● Exercise details
Give the data a second time, exactly and in full.

● Available records
* * * * *
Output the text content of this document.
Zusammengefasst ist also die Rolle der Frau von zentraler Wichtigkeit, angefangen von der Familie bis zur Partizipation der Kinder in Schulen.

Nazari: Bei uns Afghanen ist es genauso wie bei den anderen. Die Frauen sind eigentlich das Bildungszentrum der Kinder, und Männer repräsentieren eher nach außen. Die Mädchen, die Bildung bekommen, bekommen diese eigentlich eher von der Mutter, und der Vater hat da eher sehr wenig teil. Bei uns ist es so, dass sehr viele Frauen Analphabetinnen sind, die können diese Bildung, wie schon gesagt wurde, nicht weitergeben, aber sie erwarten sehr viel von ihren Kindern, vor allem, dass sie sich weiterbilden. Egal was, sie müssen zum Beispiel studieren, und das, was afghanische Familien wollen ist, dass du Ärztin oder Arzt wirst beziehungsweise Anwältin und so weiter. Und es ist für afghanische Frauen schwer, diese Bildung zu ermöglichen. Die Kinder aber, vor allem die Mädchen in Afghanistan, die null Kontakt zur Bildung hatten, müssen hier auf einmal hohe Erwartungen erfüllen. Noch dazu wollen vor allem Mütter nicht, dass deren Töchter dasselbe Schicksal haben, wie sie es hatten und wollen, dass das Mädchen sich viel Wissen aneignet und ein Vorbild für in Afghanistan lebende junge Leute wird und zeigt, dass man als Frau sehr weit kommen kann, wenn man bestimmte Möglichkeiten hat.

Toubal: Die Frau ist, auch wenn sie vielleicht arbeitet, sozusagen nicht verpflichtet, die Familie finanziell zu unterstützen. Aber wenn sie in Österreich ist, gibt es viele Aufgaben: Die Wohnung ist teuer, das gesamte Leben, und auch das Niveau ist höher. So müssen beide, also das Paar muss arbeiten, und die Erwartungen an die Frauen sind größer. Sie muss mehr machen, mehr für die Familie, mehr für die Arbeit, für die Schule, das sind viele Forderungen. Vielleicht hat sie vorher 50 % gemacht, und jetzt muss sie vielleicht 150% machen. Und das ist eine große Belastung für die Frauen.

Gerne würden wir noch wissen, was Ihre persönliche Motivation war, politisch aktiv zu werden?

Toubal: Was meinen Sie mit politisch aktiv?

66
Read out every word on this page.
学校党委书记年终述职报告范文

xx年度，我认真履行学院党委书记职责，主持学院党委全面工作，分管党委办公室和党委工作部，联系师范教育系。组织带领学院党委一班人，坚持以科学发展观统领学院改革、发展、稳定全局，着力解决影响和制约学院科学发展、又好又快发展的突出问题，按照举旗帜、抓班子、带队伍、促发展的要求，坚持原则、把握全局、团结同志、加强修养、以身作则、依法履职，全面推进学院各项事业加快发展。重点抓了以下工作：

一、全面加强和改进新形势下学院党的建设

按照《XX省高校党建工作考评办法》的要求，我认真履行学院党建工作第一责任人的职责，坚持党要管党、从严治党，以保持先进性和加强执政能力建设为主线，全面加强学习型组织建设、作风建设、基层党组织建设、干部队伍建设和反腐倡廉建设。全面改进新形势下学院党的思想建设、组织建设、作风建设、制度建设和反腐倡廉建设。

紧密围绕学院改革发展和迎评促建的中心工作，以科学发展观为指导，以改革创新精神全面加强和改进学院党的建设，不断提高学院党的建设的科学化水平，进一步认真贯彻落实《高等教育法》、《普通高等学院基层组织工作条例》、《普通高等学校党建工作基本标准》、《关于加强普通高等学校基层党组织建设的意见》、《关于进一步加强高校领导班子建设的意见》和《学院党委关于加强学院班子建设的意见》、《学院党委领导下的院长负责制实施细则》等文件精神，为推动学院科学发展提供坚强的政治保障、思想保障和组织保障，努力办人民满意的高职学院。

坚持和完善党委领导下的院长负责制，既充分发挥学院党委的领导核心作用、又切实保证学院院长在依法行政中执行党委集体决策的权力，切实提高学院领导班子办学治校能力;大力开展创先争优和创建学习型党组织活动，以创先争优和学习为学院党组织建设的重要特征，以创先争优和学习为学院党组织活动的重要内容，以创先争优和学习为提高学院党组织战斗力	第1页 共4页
* * * * *
● Answer for this exercise
Output the text content of this document.
Zusammengefasst ist also die Rolle der Frau von zentraler Wichtigkeit, angefangen von der Familie bis zur Partizipation der Kinder in Schulen.

Nazari: Bei uns Afghanen ist es genauso wie bei den anderen. Die Frauen sind eigentlich das Bildungszentrum der Kinder, und Männer repräsentieren eher nach außen. Die Mädchen, die Bildung bekommen, bekommen diese eigentlich eher von der Mutter, und der Vater hat da eher sehr wenig teil. Bei uns ist es so, dass sehr viele Frauen Analphabetinnen sind, die können diese Bildung, wie schon gesagt wurde, nicht weitergeben, aber sie erwarten sehr viel von ihren Kindern, vor allem, dass sie sich weiterbilden. Egal was, sie müssen zum Beispiel studieren, und das, was afghanische Familien wollen ist, dass du Ärztin oder Arzt wirst beziehungsweise Anwältin und so weiter. Und es ist für afghanische Frauen schwer, diese Bildung zu ermöglichen. Die Kinder aber, vor allem die Mädchen in Afghanistan, die null Kontakt zur Bildung hatten, müssen hier auf einmal hohe Erwartungen erfüllen. Noch dazu wollen vor allem Mütter nicht, dass deren Töchter dasselbe Schicksal haben, wie sie es hatten und wollen, dass das Mädchen sich viel Wissen aneignet und ein Vorbild für in Afghanistan lebende junge Leute wird und zeigt, dass man als Frau sehr weit kommen kann, wenn man bestimmte Möglichkeiten hat.

Toubal: Die Frau ist, auch wenn sie vielleicht arbeitet, sozusagen nicht verpflichtet, die Familie finanziell zu unterstützen. Aber wenn sie in Österreich ist, gibt es viele Aufgaben: Die Wohnung ist teuer, das gesamte Leben, und auch das Niveau ist höher. So müssen beide, also das Paar muss arbeiten, und die Erwartungen an die Frauen sind größer. Sie muss mehr machen, mehr für die Familie, mehr für die Arbeit, für die Schule, das sind viele Forderungen. Vielleicht hat sie vorher 50 % gemacht, und jetzt muss sie vielleicht 150% machen. Und das ist eine große Belastung für die Frauen.

Gerne würden wir noch wissen, was Ihre persönliche Motivation war, politisch aktiv zu werden?

Toubal: Was meinen Sie mit politisch aktiv?

66
Read out every word on this page.
学校党委书记年终述职报告范文

xx年度，我认真履行学院党委书记职责，主持学院党委全面工作，分管党委办公室和党委工作部，联系师范教育系。组织带领学院党委一班人，坚持以科学发展观统领学院改革、发展、稳定全局，着力解决影响和制约学院科学发展、又好又快发展的突出问题，按照举旗帜、抓班子、带队伍、促发展的要求，坚持原则、把握全局、团结同志、加强修养、以身作则、依法履职，全面推进学院各项事业加快发展。重点抓了以下工作：

一、全面加强和改进新形势下学院党的建设

按照《XX省高校党建工作考评办法》的要求，我认真履行学院党建工作第一责任人的职责，坚持党要管党、从严治党，以保持先进性和加强执政能力建设为主线，全面加强学习型组织建设、作风建设、基层党组织建设、干部队伍建设和反腐倡廉建设。全面改进新形势下学院党的思想建设、组织建设、作风建设、制度建设和反腐倡廉建设。

紧密围绕学院改革发展和迎评促建的中心工作，以科学发展观为指导，以改革创新精神全面加强和改进学院党的建设，不断提高学院党的建设的科学化水平，进一步认真贯彻落实《高等教育法》、《普通高等学院基层组织工作条例》、《普通高等学校党建工作基本标准》、《关于加强普通高等学校基层党组织建设的意见》、《关于进一步加强高校领导班子建设的意见》和《学院党委关于加强学院班子建设的意见》、《学院党委领导下的院长负责制实施细则》等文件精神，为推动学院科学发展提供坚强的政治保障、思想保障和组织保障，努力办人民满意的高职学院。

坚持和完善党委领导下的院长负责制，既充分发挥学院党委的领导核心作用、又切实保证学院院长在依法行政中执行党委集体决策的权力，切实提高学院领导班子办学治校能力;大力开展创先争优和创建学习型党组织活动，以创先争优和学习为学院党组织建设的重要特征，以创先争优和学习为学院党组织活动的重要内容，以创先争优和学习为提高学院党组织战斗力	第1页 共4页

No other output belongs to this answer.